-- WORK TO DO --
Give every line from the entries that contains "JSON".

-- MATERIAL --
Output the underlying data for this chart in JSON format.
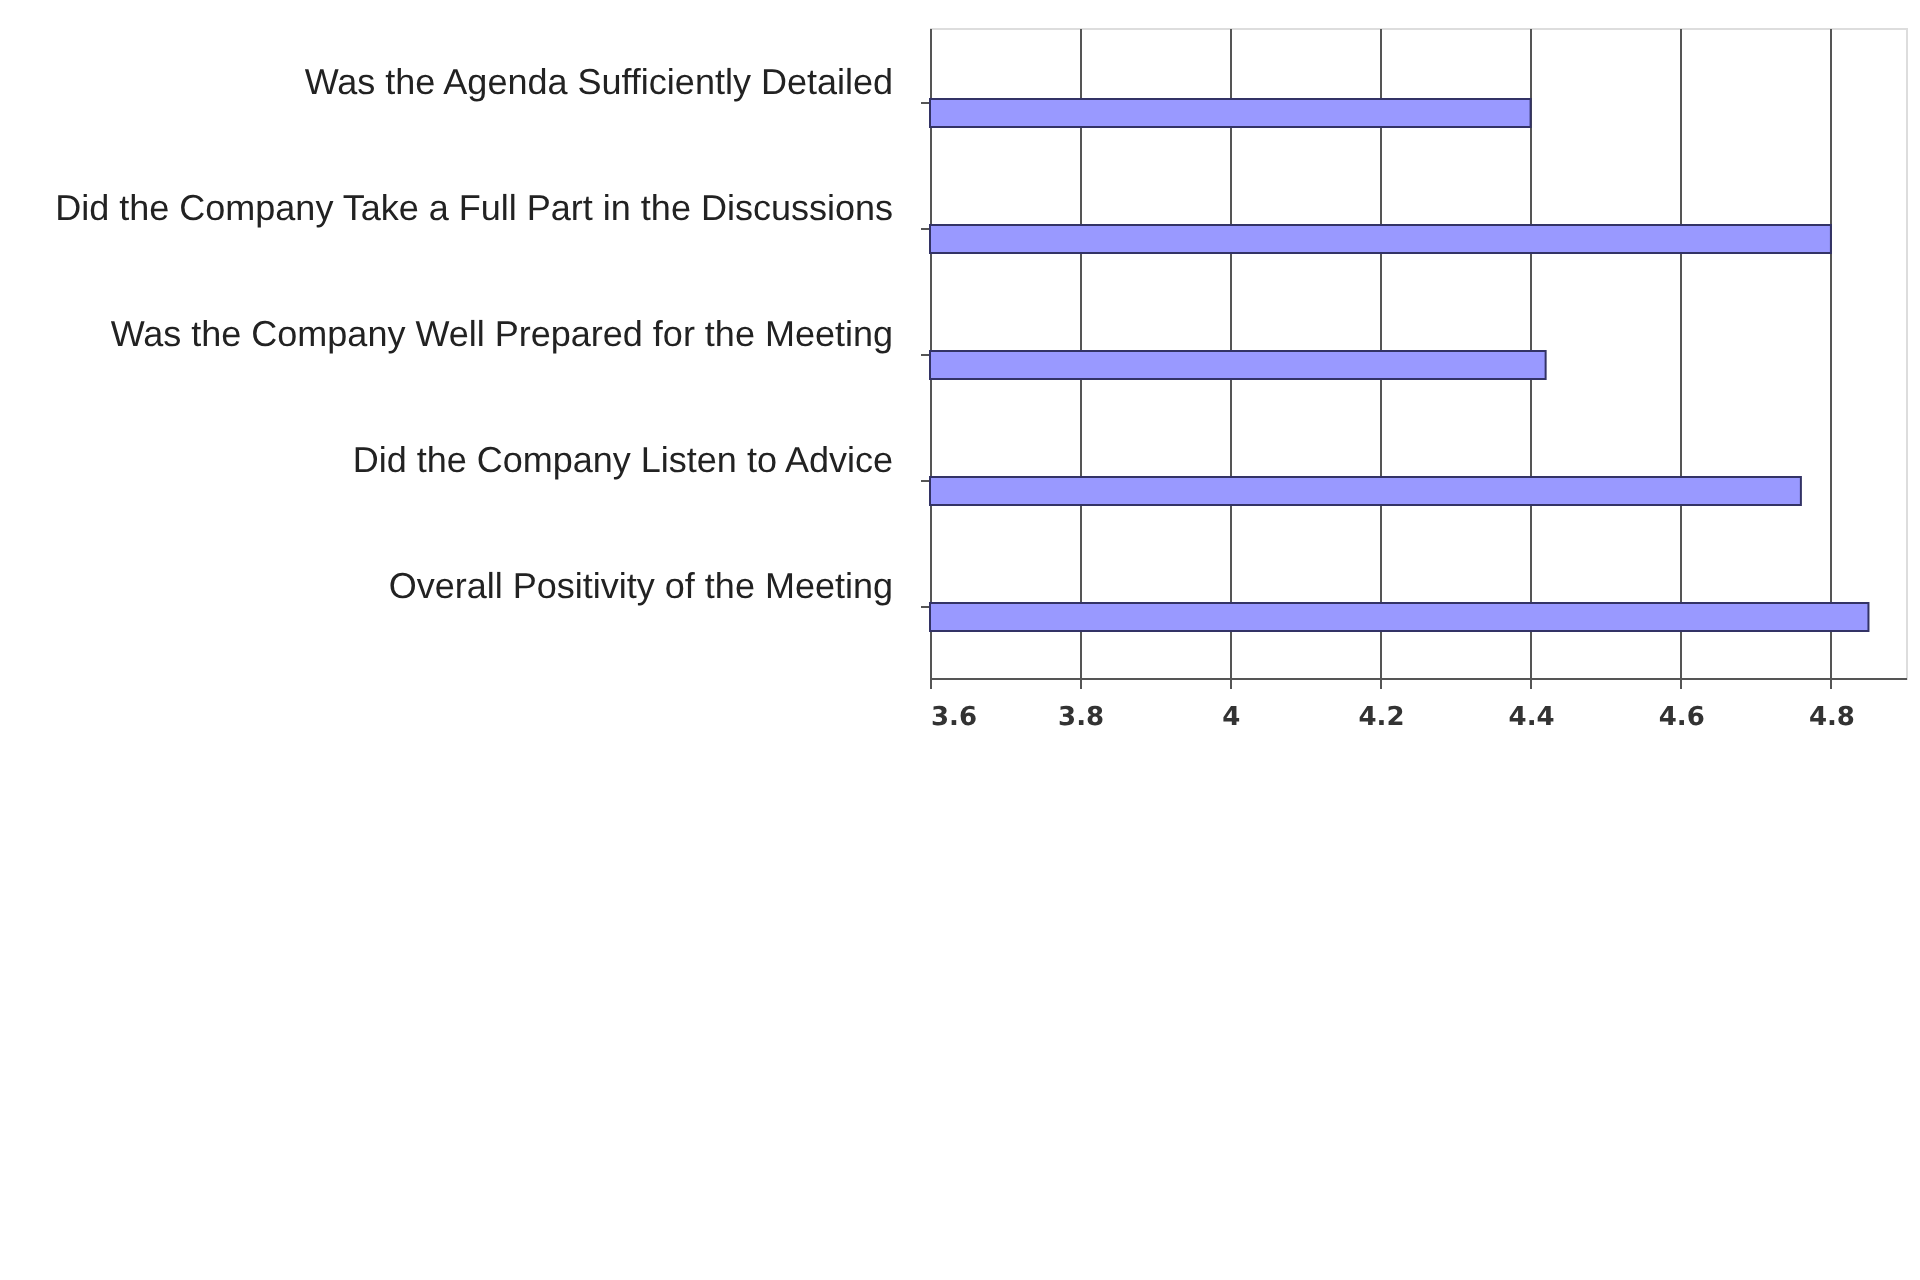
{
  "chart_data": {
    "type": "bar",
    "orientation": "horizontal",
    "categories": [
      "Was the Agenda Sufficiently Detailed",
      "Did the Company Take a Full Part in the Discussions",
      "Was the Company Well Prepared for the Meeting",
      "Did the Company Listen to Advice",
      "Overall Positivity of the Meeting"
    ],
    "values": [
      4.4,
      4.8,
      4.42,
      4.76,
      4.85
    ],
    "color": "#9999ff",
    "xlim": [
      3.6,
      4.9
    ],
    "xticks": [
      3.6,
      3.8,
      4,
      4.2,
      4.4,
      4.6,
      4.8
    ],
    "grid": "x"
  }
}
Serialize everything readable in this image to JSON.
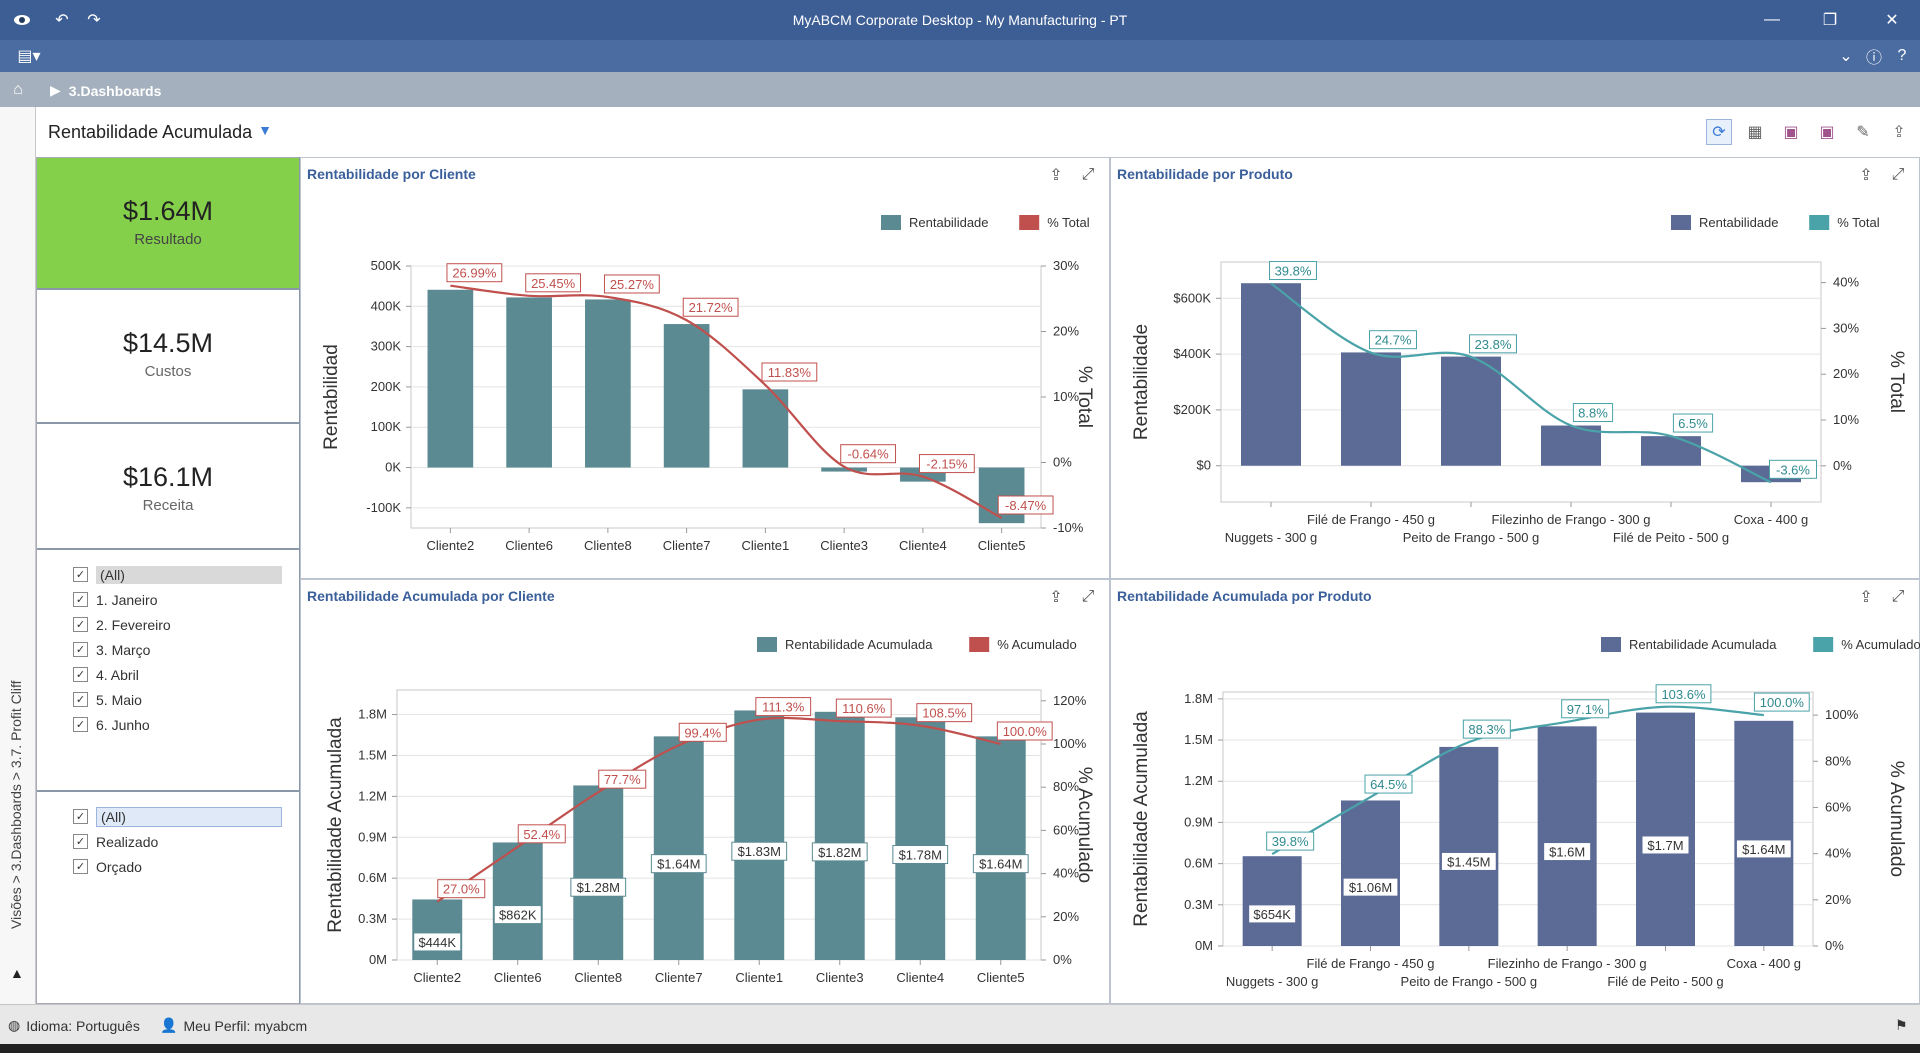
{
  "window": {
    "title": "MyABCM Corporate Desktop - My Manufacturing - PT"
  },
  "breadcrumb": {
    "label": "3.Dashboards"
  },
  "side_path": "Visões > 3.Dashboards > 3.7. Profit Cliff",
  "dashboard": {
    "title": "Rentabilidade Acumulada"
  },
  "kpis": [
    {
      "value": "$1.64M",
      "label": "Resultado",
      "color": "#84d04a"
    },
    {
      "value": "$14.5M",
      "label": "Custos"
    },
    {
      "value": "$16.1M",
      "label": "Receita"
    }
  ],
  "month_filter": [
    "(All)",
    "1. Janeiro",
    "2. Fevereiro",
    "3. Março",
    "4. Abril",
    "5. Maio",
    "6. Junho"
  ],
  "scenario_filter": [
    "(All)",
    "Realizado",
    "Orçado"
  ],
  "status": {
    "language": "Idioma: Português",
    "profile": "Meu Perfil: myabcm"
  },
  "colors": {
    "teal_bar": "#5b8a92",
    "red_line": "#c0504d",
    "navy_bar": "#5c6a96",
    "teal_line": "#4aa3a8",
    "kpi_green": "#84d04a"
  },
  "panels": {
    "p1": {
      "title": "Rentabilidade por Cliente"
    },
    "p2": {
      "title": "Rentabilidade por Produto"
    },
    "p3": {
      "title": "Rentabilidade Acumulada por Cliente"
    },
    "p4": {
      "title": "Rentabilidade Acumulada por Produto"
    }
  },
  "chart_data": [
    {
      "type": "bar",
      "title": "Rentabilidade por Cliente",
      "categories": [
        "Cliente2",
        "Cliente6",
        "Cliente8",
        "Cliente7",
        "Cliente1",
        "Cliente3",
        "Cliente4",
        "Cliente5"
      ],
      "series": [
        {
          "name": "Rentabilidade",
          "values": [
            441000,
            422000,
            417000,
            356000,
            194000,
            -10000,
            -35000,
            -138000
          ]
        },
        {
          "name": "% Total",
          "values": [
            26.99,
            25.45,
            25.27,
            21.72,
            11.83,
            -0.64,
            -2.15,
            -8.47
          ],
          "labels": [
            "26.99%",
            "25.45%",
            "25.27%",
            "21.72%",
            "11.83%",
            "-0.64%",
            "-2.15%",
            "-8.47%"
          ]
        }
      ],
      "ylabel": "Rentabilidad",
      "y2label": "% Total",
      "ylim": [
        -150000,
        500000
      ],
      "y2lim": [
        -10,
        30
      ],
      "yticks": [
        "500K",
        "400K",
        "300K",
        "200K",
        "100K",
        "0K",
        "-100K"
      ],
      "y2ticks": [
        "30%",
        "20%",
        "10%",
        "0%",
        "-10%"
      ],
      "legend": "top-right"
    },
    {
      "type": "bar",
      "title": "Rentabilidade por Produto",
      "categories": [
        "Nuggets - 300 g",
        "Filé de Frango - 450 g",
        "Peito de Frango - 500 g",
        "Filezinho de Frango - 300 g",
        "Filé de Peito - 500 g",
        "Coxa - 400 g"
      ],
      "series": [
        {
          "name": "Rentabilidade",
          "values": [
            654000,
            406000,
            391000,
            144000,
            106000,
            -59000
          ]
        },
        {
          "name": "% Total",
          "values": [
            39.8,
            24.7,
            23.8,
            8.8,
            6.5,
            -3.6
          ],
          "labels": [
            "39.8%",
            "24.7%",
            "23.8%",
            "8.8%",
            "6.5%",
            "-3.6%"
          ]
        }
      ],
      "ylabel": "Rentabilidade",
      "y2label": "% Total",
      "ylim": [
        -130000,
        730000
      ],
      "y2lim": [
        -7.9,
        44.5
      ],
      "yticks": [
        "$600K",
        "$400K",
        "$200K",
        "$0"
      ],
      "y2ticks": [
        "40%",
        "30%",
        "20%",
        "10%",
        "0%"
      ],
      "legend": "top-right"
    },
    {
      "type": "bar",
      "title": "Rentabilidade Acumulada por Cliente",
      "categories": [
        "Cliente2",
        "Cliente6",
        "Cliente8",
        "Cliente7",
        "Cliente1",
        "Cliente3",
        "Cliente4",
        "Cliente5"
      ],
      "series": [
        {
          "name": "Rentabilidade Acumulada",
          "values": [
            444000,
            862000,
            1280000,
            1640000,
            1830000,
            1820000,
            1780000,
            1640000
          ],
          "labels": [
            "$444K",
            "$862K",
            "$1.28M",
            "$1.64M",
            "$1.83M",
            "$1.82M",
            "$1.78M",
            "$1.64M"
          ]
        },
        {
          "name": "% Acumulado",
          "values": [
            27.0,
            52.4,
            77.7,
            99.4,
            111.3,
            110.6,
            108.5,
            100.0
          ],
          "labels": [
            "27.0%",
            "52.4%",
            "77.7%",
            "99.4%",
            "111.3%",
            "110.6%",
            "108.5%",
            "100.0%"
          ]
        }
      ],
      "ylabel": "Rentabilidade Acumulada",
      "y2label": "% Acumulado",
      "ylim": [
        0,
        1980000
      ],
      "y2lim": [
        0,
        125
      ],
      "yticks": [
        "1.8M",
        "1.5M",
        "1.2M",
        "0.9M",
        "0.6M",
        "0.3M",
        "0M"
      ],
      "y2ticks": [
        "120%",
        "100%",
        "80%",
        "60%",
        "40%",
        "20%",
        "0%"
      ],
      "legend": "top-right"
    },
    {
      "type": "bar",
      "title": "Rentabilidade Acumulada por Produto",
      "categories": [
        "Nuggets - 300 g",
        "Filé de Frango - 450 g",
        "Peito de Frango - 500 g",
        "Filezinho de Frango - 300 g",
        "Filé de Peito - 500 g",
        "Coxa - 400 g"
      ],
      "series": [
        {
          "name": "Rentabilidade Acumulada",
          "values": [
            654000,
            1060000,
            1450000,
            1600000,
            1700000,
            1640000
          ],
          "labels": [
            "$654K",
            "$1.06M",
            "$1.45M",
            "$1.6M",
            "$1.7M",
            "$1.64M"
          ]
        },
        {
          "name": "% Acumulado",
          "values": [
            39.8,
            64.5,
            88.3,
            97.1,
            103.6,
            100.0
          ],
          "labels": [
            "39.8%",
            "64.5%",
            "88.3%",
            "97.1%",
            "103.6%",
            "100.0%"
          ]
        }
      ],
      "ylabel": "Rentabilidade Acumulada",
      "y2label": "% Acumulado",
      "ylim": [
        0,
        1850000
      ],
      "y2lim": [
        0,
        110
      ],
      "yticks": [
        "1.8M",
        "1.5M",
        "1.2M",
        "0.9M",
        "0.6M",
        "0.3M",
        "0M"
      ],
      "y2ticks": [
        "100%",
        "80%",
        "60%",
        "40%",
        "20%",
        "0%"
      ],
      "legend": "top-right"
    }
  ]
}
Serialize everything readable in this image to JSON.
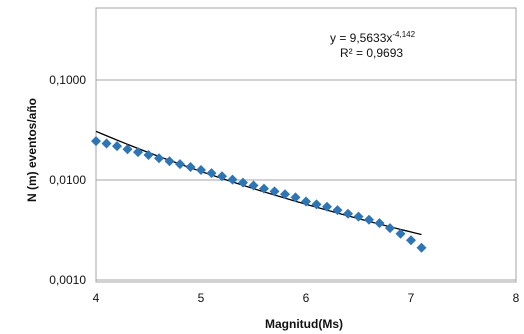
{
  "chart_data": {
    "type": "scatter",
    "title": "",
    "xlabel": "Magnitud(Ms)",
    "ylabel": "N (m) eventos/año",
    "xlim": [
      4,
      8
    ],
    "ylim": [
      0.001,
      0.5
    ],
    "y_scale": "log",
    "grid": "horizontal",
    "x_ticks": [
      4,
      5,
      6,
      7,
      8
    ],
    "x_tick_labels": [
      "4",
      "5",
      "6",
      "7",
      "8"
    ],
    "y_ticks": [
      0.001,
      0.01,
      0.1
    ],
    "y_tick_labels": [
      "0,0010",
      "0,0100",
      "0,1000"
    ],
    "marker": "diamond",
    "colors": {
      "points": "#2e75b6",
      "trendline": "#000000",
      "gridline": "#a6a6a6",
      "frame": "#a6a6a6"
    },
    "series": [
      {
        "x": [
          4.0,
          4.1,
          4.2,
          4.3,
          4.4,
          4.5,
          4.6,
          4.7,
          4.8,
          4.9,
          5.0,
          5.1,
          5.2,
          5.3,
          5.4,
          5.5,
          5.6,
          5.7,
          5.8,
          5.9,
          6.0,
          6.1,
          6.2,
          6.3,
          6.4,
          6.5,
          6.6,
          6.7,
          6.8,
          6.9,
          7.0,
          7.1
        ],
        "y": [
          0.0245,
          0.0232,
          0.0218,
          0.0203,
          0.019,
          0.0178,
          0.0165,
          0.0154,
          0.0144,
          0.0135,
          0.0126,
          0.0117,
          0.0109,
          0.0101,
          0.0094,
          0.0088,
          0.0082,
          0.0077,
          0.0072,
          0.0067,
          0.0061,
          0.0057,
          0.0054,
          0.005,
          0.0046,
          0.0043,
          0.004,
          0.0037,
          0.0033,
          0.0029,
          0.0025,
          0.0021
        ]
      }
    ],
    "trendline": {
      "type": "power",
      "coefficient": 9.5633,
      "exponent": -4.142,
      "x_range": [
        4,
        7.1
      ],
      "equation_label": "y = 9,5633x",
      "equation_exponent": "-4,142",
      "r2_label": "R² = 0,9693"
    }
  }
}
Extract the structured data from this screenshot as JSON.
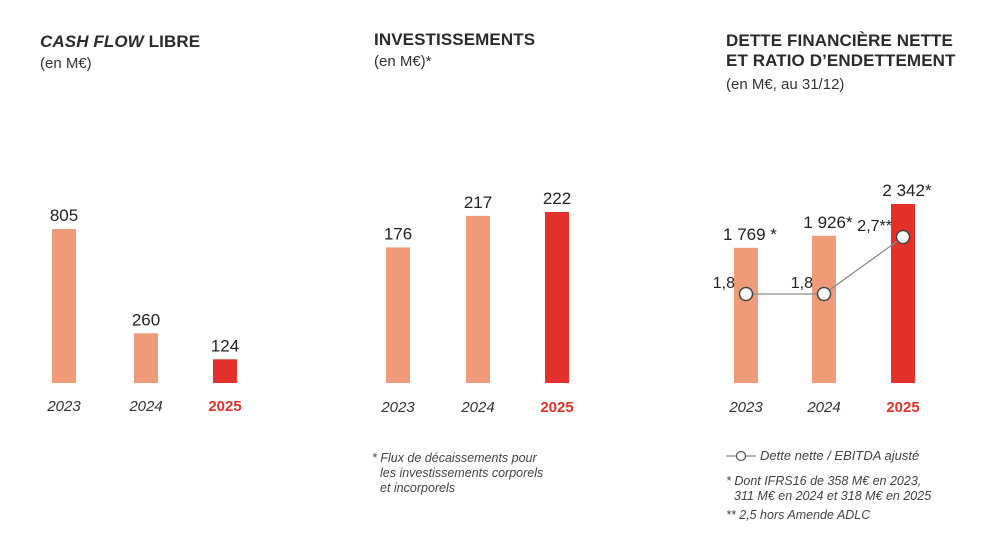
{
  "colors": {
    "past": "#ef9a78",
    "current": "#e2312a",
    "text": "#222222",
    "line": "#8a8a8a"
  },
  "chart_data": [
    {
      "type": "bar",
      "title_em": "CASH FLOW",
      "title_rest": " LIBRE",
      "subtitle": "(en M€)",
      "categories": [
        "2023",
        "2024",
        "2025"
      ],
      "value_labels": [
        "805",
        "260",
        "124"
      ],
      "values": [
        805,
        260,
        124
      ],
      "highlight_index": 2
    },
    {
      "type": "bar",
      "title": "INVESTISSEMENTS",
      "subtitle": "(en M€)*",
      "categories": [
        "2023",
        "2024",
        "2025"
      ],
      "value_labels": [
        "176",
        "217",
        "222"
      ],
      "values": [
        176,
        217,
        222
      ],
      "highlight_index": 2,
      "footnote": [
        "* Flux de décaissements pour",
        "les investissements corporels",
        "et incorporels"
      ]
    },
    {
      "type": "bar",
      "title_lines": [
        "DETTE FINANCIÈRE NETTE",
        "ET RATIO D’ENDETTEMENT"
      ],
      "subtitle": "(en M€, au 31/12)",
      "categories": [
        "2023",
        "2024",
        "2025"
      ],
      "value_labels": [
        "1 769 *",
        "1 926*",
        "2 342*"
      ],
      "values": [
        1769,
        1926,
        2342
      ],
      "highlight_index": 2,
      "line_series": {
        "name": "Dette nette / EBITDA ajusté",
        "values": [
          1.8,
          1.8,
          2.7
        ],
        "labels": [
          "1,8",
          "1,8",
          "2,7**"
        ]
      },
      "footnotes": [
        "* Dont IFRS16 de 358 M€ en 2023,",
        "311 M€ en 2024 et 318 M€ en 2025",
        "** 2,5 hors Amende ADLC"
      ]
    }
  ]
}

-- RESULT OF THIS EXERCISE --
Output the underlying data for this chart in JSON format.
Serialize everything readable in this image to JSON.
Serialize everything readable in this image to JSON.
Extract the structured data from this screenshot as JSON.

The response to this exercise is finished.